* Begin Task inputs *

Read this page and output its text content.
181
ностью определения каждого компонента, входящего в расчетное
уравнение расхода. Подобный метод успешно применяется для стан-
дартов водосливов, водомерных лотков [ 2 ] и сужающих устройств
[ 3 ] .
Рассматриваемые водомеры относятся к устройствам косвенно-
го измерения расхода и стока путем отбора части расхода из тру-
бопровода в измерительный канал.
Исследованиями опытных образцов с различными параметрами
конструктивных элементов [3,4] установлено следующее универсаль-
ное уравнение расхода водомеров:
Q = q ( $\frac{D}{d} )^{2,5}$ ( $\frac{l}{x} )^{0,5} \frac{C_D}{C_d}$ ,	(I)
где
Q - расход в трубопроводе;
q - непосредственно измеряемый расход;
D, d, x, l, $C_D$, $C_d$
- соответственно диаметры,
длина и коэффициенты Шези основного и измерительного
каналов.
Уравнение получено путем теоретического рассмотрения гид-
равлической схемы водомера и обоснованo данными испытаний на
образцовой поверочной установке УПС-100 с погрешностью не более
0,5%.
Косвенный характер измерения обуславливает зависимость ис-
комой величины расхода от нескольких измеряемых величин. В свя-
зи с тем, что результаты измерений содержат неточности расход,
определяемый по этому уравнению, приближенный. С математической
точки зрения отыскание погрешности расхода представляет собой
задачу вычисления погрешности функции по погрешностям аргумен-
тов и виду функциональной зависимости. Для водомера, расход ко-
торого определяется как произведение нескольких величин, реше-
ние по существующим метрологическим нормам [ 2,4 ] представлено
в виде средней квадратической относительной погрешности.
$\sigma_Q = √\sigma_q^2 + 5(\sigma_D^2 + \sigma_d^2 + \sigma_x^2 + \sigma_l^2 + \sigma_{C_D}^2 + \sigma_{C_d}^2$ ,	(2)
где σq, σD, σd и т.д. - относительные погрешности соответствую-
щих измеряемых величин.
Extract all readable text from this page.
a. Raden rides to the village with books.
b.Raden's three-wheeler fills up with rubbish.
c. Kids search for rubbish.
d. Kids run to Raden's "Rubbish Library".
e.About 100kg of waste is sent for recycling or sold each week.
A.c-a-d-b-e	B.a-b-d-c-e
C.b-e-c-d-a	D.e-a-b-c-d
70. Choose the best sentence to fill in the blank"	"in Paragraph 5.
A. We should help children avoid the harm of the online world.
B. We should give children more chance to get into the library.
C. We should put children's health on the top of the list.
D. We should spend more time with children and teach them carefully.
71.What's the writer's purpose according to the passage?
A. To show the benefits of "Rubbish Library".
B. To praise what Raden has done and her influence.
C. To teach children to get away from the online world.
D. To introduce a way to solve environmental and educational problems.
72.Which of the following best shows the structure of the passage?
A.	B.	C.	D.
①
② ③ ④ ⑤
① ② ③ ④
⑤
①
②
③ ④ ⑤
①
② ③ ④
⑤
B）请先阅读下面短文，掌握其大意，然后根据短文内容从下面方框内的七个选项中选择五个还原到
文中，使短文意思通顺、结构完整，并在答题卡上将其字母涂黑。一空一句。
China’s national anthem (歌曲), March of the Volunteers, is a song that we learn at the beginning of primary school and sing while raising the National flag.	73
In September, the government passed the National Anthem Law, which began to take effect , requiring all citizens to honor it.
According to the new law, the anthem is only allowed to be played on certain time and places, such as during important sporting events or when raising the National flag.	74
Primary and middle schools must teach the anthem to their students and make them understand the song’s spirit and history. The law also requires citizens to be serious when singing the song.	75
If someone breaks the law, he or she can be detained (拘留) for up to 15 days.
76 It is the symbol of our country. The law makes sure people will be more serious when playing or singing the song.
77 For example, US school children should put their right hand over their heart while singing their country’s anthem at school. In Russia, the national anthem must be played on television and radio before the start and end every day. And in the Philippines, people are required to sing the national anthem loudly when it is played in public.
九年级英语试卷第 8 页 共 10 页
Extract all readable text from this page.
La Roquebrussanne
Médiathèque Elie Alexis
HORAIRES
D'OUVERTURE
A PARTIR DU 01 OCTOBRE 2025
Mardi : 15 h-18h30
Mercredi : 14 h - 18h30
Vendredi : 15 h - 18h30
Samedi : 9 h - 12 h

* End Task inputs *

▶ [Work instructions]
Extract the complete set of records unchanged.

▶ [Written answer]
Read this page and output its text content.
181
ностью определения каждого компонента, входящего в расчетное
уравнение расхода. Подобный метод успешно применяется для стан-
дартов водосливов, водомерных лотков [ 2 ] и сужающих устройств
[ 3 ] .
Рассматриваемые водомеры относятся к устройствам косвенно-
го измерения расхода и стока путем отбора части расхода из тру-
бопровода в измерительный канал.
Исследованиями опытных образцов с различными параметрами
конструктивных элементов [3,4] установлено следующее универсаль-
ное уравнение расхода водомеров:
Q = q ( $\frac{D}{d} )^{2,5}$ ( $\frac{l}{x} )^{0,5} \frac{C_D}{C_d}$ ,	(I)
где
Q - расход в трубопроводе;
q - непосредственно измеряемый расход;
D, d, x, l, $C_D$, $C_d$
- соответственно диаметры,
длина и коэффициенты Шези основного и измерительного
каналов.
Уравнение получено путем теоретического рассмотрения гид-
равлической схемы водомера и обоснованo данными испытаний на
образцовой поверочной установке УПС-100 с погрешностью не более
0,5%.
Косвенный характер измерения обуславливает зависимость ис-
комой величины расхода от нескольких измеряемых величин. В свя-
зи с тем, что результаты измерений содержат неточности расход,
определяемый по этому уравнению, приближенный. С математической
точки зрения отыскание погрешности расхода представляет собой
задачу вычисления погрешности функции по погрешностям аргумен-
тов и виду функциональной зависимости. Для водомера, расход ко-
торого определяется как произведение нескольких величин, реше-
ние по существующим метрологическим нормам [ 2,4 ] представлено
в виде средней квадратической относительной погрешности.
$\sigma_Q = √\sigma_q^2 + 5(\sigma_D^2 + \sigma_d^2 + \sigma_x^2 + \sigma_l^2 + \sigma_{C_D}^2 + \sigma_{C_d}^2$ ,	(2)
где σq, σD, σd и т.д. - относительные погрешности соответствую-
щих измеряемых величин.
Extract all readable text from this page.
a. Raden rides to the village with books.
b.Raden's three-wheeler fills up with rubbish.
c. Kids search for rubbish.
d. Kids run to Raden's "Rubbish Library".
e.About 100kg of waste is sent for recycling or sold each week.
A.c-a-d-b-e	B.a-b-d-c-e
C.b-e-c-d-a	D.e-a-b-c-d
70. Choose the best sentence to fill in the blank"	"in Paragraph 5.
A. We should help children avoid the harm of the online world.
B. We should give children more chance to get into the library.
C. We should put children's health on the top of the list.
D. We should spend more time with children and teach them carefully.
71.What's the writer's purpose according to the passage?
A. To show the benefits of "Rubbish Library".
B. To praise what Raden has done and her influence.
C. To teach children to get away from the online world.
D. To introduce a way to solve environmental and educational problems.
72.Which of the following best shows the structure of the passage?
A.	B.	C.	D.
①
② ③ ④ ⑤
① ② ③ ④
⑤
①
②
③ ④ ⑤
①
② ③ ④
⑤
B）请先阅读下面短文，掌握其大意，然后根据短文内容从下面方框内的七个选项中选择五个还原到
文中，使短文意思通顺、结构完整，并在答题卡上将其字母涂黑。一空一句。
China’s national anthem (歌曲), March of the Volunteers, is a song that we learn at the beginning of primary school and sing while raising the National flag.	73
In September, the government passed the National Anthem Law, which began to take effect , requiring all citizens to honor it.
According to the new law, the anthem is only allowed to be played on certain time and places, such as during important sporting events or when raising the National flag.	74
Primary and middle schools must teach the anthem to their students and make them understand the song’s spirit and history. The law also requires citizens to be serious when singing the song.	75
If someone breaks the law, he or she can be detained (拘留) for up to 15 days.
76 It is the symbol of our country. The law makes sure people will be more serious when playing or singing the song.
77 For example, US school children should put their right hand over their heart while singing their country’s anthem at school. In Russia, the national anthem must be played on television and radio before the start and end every day. And in the Philippines, people are required to sing the national anthem loudly when it is played in public.
九年级英语试卷第 8 页 共 10 页
Extract all readable text from this page.
La Roquebrussanne
Médiathèque Elie Alexis
HORAIRES
D'OUVERTURE
A PARTIR DU 01 OCTOBRE 2025
Mardi : 15 h-18h30
Mercredi : 14 h - 18h30
Vendredi : 15 h - 18h30
Samedi : 9 h - 12 h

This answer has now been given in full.